TASK MATERIAL:
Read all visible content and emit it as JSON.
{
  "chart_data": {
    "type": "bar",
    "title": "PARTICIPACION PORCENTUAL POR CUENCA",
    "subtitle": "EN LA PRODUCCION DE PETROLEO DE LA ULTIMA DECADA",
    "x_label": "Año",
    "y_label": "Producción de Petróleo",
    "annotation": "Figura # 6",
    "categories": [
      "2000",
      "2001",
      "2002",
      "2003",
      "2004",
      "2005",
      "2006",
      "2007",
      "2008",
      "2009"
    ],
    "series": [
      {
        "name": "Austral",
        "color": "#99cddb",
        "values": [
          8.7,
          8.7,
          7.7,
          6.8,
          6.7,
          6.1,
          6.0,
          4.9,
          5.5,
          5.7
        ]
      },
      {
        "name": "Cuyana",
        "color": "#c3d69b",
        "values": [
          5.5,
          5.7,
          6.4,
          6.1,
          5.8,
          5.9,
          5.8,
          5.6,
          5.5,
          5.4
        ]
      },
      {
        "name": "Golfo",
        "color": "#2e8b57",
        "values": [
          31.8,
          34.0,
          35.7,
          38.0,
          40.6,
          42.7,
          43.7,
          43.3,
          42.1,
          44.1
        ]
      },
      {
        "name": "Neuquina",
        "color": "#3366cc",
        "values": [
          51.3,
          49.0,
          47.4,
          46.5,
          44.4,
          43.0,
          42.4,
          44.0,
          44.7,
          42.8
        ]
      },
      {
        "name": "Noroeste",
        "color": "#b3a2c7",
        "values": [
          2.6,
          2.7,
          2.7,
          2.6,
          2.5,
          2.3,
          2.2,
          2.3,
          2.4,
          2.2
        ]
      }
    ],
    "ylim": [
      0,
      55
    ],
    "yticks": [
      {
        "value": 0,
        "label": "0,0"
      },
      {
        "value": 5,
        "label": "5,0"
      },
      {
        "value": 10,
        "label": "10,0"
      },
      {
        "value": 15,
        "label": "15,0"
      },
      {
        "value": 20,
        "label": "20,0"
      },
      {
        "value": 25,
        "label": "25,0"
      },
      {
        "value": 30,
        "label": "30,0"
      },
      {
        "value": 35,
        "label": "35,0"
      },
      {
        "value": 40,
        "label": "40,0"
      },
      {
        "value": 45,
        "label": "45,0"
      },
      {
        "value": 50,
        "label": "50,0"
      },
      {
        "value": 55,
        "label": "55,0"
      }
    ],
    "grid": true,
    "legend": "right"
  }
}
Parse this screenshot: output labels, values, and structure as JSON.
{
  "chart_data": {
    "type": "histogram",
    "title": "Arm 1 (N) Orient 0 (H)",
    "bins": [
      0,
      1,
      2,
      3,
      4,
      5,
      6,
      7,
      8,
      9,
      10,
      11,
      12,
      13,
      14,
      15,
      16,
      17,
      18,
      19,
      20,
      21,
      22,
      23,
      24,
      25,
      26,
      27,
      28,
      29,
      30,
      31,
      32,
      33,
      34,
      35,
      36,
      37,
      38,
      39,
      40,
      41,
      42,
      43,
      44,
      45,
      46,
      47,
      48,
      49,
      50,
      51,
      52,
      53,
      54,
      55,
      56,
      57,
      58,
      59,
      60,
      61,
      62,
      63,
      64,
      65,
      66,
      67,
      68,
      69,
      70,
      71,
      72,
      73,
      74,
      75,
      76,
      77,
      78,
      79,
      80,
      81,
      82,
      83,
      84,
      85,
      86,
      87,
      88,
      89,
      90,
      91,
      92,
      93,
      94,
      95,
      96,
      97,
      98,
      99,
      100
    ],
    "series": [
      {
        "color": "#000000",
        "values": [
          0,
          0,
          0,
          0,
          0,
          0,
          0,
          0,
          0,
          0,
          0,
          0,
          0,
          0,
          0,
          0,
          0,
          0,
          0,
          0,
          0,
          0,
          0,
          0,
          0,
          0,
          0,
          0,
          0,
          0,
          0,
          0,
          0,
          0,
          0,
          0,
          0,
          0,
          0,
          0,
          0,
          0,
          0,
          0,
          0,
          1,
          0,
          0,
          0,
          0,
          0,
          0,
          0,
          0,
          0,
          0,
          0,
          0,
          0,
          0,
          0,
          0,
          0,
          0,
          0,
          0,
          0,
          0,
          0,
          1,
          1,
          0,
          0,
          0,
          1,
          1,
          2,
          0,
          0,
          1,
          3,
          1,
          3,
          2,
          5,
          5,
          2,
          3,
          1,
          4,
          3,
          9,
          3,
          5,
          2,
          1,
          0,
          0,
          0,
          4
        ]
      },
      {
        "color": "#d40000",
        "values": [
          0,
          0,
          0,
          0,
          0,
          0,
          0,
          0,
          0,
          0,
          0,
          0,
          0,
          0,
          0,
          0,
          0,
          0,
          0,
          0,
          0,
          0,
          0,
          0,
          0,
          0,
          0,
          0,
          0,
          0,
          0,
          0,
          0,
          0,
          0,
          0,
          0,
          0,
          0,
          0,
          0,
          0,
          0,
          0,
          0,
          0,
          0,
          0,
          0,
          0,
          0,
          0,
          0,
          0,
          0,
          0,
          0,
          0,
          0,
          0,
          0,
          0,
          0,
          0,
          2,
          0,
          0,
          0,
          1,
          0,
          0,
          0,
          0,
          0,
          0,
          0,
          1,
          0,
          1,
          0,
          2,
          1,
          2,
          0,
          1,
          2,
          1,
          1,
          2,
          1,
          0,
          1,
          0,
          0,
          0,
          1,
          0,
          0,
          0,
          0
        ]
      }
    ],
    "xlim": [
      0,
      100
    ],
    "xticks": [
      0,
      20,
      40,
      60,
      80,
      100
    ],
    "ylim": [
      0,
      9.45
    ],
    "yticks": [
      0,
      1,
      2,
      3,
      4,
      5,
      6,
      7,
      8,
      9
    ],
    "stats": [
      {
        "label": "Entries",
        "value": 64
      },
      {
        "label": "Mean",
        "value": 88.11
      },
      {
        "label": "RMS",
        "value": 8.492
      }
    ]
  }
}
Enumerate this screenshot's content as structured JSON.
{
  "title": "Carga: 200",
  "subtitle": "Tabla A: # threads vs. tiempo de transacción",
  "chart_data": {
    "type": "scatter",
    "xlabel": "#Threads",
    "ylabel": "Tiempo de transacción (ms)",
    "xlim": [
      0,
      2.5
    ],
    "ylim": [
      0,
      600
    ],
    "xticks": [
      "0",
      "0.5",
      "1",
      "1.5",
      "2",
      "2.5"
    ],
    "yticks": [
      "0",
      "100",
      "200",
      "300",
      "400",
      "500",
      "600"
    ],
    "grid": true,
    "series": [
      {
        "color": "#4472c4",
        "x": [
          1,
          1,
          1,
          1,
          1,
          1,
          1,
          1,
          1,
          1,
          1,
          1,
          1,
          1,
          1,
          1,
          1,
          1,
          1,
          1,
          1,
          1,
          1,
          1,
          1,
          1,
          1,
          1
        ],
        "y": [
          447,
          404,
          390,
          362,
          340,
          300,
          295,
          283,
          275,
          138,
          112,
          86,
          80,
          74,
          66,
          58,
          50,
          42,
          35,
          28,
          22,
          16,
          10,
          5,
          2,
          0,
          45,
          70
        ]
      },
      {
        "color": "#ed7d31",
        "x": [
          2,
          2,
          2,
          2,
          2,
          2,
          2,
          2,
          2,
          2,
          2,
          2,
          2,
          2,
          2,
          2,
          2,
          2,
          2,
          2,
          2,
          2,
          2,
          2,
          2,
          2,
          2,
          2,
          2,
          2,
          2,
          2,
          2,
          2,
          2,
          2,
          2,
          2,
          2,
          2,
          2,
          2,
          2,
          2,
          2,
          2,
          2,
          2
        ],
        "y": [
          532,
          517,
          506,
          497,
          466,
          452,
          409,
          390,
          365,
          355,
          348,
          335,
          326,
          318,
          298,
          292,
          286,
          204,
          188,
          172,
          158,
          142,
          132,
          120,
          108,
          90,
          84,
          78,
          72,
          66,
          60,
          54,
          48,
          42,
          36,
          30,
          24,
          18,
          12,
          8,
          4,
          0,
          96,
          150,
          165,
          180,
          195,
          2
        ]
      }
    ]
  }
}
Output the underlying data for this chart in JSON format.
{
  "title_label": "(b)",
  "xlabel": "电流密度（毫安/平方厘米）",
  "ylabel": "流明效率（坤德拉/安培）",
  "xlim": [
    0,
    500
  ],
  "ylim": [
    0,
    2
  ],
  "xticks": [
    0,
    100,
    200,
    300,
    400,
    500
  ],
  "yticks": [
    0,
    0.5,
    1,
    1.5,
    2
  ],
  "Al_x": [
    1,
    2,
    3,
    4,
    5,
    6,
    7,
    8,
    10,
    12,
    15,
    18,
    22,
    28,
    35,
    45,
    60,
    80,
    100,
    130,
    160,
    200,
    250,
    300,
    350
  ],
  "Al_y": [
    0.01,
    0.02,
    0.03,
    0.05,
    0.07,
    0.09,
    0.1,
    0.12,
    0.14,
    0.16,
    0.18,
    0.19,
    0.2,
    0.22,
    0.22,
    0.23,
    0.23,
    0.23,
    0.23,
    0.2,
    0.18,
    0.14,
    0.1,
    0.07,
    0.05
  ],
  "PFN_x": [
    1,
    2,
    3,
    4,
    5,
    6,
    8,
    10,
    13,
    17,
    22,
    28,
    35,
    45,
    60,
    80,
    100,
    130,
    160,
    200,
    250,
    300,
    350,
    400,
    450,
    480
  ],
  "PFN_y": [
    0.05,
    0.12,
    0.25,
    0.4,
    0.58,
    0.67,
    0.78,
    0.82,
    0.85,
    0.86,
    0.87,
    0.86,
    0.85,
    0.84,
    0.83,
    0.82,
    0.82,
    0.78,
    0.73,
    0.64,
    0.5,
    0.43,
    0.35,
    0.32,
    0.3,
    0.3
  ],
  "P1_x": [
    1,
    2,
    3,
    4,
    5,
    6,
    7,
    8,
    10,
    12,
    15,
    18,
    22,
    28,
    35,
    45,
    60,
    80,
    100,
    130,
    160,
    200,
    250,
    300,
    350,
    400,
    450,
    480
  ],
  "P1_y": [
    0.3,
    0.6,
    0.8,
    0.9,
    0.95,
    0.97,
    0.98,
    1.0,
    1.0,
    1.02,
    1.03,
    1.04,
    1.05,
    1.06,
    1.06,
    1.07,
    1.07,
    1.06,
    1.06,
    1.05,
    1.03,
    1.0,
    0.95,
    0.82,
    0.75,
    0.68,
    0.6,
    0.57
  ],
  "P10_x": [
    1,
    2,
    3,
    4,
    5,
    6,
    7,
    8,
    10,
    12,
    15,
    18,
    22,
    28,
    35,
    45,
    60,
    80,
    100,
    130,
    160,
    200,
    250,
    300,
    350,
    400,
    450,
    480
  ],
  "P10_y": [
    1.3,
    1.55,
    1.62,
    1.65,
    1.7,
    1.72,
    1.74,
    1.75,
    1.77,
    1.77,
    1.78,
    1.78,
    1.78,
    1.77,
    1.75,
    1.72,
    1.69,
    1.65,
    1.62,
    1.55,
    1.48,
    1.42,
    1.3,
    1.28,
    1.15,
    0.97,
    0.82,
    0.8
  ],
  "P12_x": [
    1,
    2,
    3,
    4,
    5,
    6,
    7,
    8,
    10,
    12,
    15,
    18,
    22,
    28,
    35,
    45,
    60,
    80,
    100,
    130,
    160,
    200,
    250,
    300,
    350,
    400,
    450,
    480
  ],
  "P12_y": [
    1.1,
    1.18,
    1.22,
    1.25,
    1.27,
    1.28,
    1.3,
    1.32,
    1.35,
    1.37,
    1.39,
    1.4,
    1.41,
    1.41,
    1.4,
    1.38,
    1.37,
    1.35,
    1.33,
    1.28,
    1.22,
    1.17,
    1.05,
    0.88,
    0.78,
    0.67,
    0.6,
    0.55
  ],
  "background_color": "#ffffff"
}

YOUR GOAL:
Copy every line above in which the string "type" shows up.

WRITTEN SOLUTION:
    "type": "bar",
    "type": "histogram",
    "type": "scatter",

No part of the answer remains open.